Items from a figure collection:

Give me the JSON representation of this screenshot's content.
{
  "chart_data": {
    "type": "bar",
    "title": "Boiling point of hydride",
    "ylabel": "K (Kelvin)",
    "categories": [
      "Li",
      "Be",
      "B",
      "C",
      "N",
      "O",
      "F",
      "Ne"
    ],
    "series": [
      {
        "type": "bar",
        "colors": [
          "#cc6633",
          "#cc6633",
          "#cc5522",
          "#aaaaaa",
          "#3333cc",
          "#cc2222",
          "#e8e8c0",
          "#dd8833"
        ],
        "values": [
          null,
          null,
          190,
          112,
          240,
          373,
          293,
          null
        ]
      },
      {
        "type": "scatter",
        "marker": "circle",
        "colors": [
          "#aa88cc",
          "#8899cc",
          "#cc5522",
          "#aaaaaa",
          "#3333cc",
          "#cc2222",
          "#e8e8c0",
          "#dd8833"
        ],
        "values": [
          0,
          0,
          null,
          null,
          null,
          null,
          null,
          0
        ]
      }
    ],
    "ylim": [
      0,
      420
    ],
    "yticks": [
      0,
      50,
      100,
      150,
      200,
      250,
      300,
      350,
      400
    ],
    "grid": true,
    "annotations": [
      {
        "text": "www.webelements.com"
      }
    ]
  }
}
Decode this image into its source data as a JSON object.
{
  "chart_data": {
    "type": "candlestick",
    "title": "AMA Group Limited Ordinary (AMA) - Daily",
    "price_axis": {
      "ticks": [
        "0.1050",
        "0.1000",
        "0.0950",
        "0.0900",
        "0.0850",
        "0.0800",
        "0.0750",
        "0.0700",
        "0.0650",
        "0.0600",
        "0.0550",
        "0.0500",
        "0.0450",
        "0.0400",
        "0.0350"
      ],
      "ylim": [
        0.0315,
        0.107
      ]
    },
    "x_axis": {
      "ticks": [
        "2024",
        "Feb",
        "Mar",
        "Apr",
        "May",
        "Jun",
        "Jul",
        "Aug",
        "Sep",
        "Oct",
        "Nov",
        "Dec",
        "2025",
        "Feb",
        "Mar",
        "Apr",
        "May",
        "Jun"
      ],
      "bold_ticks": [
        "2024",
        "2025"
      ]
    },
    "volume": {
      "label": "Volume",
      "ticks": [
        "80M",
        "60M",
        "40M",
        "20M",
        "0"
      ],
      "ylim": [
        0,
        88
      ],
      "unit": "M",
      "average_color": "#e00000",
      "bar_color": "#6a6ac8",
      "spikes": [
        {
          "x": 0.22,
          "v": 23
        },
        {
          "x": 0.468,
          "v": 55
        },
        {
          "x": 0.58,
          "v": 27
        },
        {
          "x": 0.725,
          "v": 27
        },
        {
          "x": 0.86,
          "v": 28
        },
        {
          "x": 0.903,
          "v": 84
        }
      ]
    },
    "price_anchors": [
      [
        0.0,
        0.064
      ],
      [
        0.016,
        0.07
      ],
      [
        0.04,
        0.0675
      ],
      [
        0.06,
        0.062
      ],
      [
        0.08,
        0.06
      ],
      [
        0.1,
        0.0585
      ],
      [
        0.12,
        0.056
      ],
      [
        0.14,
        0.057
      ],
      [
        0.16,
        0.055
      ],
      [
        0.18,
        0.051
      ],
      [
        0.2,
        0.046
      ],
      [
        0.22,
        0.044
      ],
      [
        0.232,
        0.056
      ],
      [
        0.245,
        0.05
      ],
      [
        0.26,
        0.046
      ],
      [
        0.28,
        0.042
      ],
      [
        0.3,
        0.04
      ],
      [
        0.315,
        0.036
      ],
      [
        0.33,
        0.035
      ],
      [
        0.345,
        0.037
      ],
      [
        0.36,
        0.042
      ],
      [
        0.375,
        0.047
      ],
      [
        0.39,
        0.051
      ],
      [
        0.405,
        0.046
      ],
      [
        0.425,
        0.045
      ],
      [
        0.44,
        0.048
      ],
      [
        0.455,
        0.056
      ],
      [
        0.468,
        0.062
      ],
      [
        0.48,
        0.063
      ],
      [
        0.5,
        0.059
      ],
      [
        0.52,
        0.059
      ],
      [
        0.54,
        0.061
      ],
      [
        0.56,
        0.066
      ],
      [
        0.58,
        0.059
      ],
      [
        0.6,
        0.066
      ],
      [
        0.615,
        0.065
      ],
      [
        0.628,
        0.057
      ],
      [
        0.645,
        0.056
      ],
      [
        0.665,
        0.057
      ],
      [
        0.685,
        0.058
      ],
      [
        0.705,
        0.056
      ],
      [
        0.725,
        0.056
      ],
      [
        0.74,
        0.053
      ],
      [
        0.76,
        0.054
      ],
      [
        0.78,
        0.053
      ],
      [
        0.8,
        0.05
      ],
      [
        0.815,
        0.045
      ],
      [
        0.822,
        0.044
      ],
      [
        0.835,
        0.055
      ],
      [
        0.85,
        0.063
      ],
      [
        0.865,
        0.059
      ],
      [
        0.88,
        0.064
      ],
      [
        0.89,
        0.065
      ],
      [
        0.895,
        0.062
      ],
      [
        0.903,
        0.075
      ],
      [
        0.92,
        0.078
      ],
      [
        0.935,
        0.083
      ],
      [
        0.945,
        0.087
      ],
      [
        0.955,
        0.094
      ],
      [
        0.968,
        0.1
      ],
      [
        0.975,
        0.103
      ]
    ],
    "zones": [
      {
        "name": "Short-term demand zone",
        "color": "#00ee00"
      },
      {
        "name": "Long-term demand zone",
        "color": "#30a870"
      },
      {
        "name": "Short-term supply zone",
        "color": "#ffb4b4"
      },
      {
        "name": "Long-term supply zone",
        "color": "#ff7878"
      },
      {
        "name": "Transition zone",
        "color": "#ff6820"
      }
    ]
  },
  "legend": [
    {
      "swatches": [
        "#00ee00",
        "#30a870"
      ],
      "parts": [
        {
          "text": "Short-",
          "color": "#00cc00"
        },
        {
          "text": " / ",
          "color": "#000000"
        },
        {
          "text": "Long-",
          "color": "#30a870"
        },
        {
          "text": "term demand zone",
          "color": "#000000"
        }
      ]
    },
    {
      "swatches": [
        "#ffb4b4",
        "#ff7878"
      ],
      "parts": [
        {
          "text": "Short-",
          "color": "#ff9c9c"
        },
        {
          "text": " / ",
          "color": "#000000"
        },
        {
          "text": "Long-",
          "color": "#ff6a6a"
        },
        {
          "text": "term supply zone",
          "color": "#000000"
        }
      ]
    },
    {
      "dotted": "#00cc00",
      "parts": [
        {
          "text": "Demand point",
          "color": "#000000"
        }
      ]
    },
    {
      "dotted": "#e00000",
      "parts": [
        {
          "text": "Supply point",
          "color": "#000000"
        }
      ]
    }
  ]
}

- _To be done_
Reproduce every record above exactly as it appears.

- _In response_
Give me the JSON representation of this screenshot's content.
{
  "chart_data": {
    "type": "bar",
    "title": "Boiling point of hydride",
    "ylabel": "K (Kelvin)",
    "categories": [
      "Li",
      "Be",
      "B",
      "C",
      "N",
      "O",
      "F",
      "Ne"
    ],
    "series": [
      {
        "type": "bar",
        "colors": [
          "#cc6633",
          "#cc6633",
          "#cc5522",
          "#aaaaaa",
          "#3333cc",
          "#cc2222",
          "#e8e8c0",
          "#dd8833"
        ],
        "values": [
          null,
          null,
          190,
          112,
          240,
          373,
          293,
          null
        ]
      },
      {
        "type": "scatter",
        "marker": "circle",
        "colors": [
          "#aa88cc",
          "#8899cc",
          "#cc5522",
          "#aaaaaa",
          "#3333cc",
          "#cc2222",
          "#e8e8c0",
          "#dd8833"
        ],
        "values": [
          0,
          0,
          null,
          null,
          null,
          null,
          null,
          0
        ]
      }
    ],
    "ylim": [
      0,
      420
    ],
    "yticks": [
      0,
      50,
      100,
      150,
      200,
      250,
      300,
      350,
      400
    ],
    "grid": true,
    "annotations": [
      {
        "text": "www.webelements.com"
      }
    ]
  }
}
Decode this image into its source data as a JSON object.
{
  "chart_data": {
    "type": "candlestick",
    "title": "AMA Group Limited Ordinary (AMA) - Daily",
    "price_axis": {
      "ticks": [
        "0.1050",
        "0.1000",
        "0.0950",
        "0.0900",
        "0.0850",
        "0.0800",
        "0.0750",
        "0.0700",
        "0.0650",
        "0.0600",
        "0.0550",
        "0.0500",
        "0.0450",
        "0.0400",
        "0.0350"
      ],
      "ylim": [
        0.0315,
        0.107
      ]
    },
    "x_axis": {
      "ticks": [
        "2024",
        "Feb",
        "Mar",
        "Apr",
        "May",
        "Jun",
        "Jul",
        "Aug",
        "Sep",
        "Oct",
        "Nov",
        "Dec",
        "2025",
        "Feb",
        "Mar",
        "Apr",
        "May",
        "Jun"
      ],
      "bold_ticks": [
        "2024",
        "2025"
      ]
    },
    "volume": {
      "label": "Volume",
      "ticks": [
        "80M",
        "60M",
        "40M",
        "20M",
        "0"
      ],
      "ylim": [
        0,
        88
      ],
      "unit": "M",
      "average_color": "#e00000",
      "bar_color": "#6a6ac8",
      "spikes": [
        {
          "x": 0.22,
          "v": 23
        },
        {
          "x": 0.468,
          "v": 55
        },
        {
          "x": 0.58,
          "v": 27
        },
        {
          "x": 0.725,
          "v": 27
        },
        {
          "x": 0.86,
          "v": 28
        },
        {
          "x": 0.903,
          "v": 84
        }
      ]
    },
    "price_anchors": [
      [
        0.0,
        0.064
      ],
      [
        0.016,
        0.07
      ],
      [
        0.04,
        0.0675
      ],
      [
        0.06,
        0.062
      ],
      [
        0.08,
        0.06
      ],
      [
        0.1,
        0.0585
      ],
      [
        0.12,
        0.056
      ],
      [
        0.14,
        0.057
      ],
      [
        0.16,
        0.055
      ],
      [
        0.18,
        0.051
      ],
      [
        0.2,
        0.046
      ],
      [
        0.22,
        0.044
      ],
      [
        0.232,
        0.056
      ],
      [
        0.245,
        0.05
      ],
      [
        0.26,
        0.046
      ],
      [
        0.28,
        0.042
      ],
      [
        0.3,
        0.04
      ],
      [
        0.315,
        0.036
      ],
      [
        0.33,
        0.035
      ],
      [
        0.345,
        0.037
      ],
      [
        0.36,
        0.042
      ],
      [
        0.375,
        0.047
      ],
      [
        0.39,
        0.051
      ],
      [
        0.405,
        0.046
      ],
      [
        0.425,
        0.045
      ],
      [
        0.44,
        0.048
      ],
      [
        0.455,
        0.056
      ],
      [
        0.468,
        0.062
      ],
      [
        0.48,
        0.063
      ],
      [
        0.5,
        0.059
      ],
      [
        0.52,
        0.059
      ],
      [
        0.54,
        0.061
      ],
      [
        0.56,
        0.066
      ],
      [
        0.58,
        0.059
      ],
      [
        0.6,
        0.066
      ],
      [
        0.615,
        0.065
      ],
      [
        0.628,
        0.057
      ],
      [
        0.645,
        0.056
      ],
      [
        0.665,
        0.057
      ],
      [
        0.685,
        0.058
      ],
      [
        0.705,
        0.056
      ],
      [
        0.725,
        0.056
      ],
      [
        0.74,
        0.053
      ],
      [
        0.76,
        0.054
      ],
      [
        0.78,
        0.053
      ],
      [
        0.8,
        0.05
      ],
      [
        0.815,
        0.045
      ],
      [
        0.822,
        0.044
      ],
      [
        0.835,
        0.055
      ],
      [
        0.85,
        0.063
      ],
      [
        0.865,
        0.059
      ],
      [
        0.88,
        0.064
      ],
      [
        0.89,
        0.065
      ],
      [
        0.895,
        0.062
      ],
      [
        0.903,
        0.075
      ],
      [
        0.92,
        0.078
      ],
      [
        0.935,
        0.083
      ],
      [
        0.945,
        0.087
      ],
      [
        0.955,
        0.094
      ],
      [
        0.968,
        0.1
      ],
      [
        0.975,
        0.103
      ]
    ],
    "zones": [
      {
        "name": "Short-term demand zone",
        "color": "#00ee00"
      },
      {
        "name": "Long-term demand zone",
        "color": "#30a870"
      },
      {
        "name": "Short-term supply zone",
        "color": "#ffb4b4"
      },
      {
        "name": "Long-term supply zone",
        "color": "#ff7878"
      },
      {
        "name": "Transition zone",
        "color": "#ff6820"
      }
    ]
  },
  "legend": [
    {
      "swatches": [
        "#00ee00",
        "#30a870"
      ],
      "parts": [
        {
          "text": "Short-",
          "color": "#00cc00"
        },
        {
          "text": " / ",
          "color": "#000000"
        },
        {
          "text": "Long-",
          "color": "#30a870"
        },
        {
          "text": "term demand zone",
          "color": "#000000"
        }
      ]
    },
    {
      "swatches": [
        "#ffb4b4",
        "#ff7878"
      ],
      "parts": [
        {
          "text": "Short-",
          "color": "#ff9c9c"
        },
        {
          "text": " / ",
          "color": "#000000"
        },
        {
          "text": "Long-",
          "color": "#ff6a6a"
        },
        {
          "text": "term supply zone",
          "color": "#000000"
        }
      ]
    },
    {
      "dotted": "#00cc00",
      "parts": [
        {
          "text": "Demand point",
          "color": "#000000"
        }
      ]
    },
    {
      "dotted": "#e00000",
      "parts": [
        {
          "text": "Supply point",
          "color": "#000000"
        }
      ]
    }
  ]
}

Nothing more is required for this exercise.